Supplied passage.

□ □ □

Some more names: Steve Molino, with whom I still e-mail frequently. On a few occasions he, Ralph, Barry Zuckerman, and I got together at fine NY restaurants for an extravagant lunch. Joe Henry, who wrote beautifully about Boulez; we have met in NY and DC quite a few times. Catison (Brett Stewart), who was once quite roly-poly but dropped a lot of weight and married a beautiful girl. Nigil Wilkinson, whom I visited in Paris. Ellie Edwards, the voice teacher from Boston. Owlice (Alice Ryan). Ellie Kett, who visited once from Israel. Wilma Monlouis. Guy Fairstein, the lawyer whose primary interests were Mahler and Bruckner. Yasser Yeman. Joshua Lilly, lover of Mozart and chess, who came up to NY from Virginia. Karl Henzy, a great Carter fan. Al Moritz, the great lover of Bruckner and Stockhausen. Utah Bill, with whom I spent a great afternoon in the SF area. Niki (Emmanuel) Beer and I have had dinner together both in NY and SF.

And several others from That Other Board. Ralph invited me to a couple of their get-togethers, so I have met John Brousseau, Lenny Goran, John Francis, The Horn, and I'm pretty sure "some guy," even though I didn't know most of these people well. I used to see Frank Berglas a lot when he was living in NY and attending the Met; we often met for Chinese dinner at an excellent little-known hole in the wall near Lincoln Center, since then torn down. John Bleau, Ralph Stein, and I had dinner at an Ethiopian restaurant right next to the Chinese hole in the wall; John had some odd ideas about AIDS, but he also self-published a wonderful memoir about traveling in India. And yes, I've also met the notorious Randall Wetmore, but perhaps before he became so entrenched in his political views, or perhaps I just didn't see it then.

Also David Gable, who was very active at RMCR and some other boards, but not I think here. David is a true scholar, a trained musicologist who wrote his dissertation under Charles Rosen and who has published on Boulez and Verdi, among others. And his friend Pradyut Shah, who also studied at the University of Chicago.

□ □ □

Task instructions.
1) From the reminiscence about board friends, transcribe the part that opens with the words containing "Also David Gable, who" and closes with "University of Chicago.".
2) In the reminiscence about board friends, under whom did David Gable write his dissertation?
The lines that come next are separate material, unrelated to the reminiscence about board friends.

Data records.
□ □ □

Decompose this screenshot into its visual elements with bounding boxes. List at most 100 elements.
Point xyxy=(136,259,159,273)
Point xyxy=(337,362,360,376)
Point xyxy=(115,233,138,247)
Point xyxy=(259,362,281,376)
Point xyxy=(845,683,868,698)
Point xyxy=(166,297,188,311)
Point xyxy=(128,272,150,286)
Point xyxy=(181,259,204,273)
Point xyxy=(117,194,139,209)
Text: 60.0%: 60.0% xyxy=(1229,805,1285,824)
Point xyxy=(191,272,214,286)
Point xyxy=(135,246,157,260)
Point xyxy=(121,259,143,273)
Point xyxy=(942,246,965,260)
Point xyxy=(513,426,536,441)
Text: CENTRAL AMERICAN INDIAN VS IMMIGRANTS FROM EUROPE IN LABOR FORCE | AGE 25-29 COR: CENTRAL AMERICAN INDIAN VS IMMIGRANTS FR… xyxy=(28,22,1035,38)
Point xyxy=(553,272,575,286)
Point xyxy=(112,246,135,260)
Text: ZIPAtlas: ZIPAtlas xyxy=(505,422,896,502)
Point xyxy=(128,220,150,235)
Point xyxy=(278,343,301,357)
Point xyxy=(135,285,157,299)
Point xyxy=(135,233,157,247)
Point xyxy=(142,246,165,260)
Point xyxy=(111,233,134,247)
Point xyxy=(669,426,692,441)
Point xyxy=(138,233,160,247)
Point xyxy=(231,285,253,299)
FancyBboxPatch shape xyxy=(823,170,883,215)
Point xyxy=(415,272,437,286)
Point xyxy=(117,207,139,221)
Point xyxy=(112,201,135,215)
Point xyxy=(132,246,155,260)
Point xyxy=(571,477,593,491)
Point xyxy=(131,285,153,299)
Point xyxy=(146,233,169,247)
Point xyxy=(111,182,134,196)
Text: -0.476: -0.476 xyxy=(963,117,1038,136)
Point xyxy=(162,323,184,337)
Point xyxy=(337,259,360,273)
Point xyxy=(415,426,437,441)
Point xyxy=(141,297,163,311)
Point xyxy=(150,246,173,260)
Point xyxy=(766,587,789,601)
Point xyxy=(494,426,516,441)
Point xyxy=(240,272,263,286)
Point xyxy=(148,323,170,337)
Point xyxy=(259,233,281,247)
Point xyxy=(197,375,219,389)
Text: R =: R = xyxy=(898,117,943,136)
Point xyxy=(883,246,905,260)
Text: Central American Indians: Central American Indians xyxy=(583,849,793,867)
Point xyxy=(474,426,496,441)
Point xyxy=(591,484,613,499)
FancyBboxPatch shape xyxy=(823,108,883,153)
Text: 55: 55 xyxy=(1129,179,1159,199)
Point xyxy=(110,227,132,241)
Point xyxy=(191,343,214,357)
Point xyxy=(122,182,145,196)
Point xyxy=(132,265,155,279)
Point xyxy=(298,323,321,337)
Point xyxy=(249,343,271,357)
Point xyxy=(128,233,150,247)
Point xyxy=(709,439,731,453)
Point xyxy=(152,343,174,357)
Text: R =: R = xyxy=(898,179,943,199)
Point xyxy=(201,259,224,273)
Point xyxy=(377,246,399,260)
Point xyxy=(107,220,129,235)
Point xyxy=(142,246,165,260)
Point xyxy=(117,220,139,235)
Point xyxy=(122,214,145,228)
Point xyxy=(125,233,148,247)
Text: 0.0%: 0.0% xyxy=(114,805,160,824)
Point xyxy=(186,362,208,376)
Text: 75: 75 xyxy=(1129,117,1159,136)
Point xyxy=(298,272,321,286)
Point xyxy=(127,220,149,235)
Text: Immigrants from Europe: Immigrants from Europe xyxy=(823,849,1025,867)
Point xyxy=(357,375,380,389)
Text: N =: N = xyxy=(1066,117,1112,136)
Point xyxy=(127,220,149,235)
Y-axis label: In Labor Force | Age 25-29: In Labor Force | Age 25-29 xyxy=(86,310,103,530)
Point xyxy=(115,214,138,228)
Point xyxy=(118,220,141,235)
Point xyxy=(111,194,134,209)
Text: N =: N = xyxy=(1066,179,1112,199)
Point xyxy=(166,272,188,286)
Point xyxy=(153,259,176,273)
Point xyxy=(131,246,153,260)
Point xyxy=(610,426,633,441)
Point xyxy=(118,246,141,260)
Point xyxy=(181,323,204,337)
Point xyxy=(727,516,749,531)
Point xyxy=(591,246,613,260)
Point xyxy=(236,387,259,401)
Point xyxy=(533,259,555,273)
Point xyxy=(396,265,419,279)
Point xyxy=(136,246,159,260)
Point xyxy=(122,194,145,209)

□ □ □

Expected answers.
1)
Also David Gable, who was very active at RMCR and some other boards, but not I think here. David is a true scholar, a trained musicologist who wrote his dissertation under Charles Rosen and who has published on Boulez and Verdi, among others. And his friend Pradyut Shah, who also studied at the University of Chicago.

2) Charles Rosen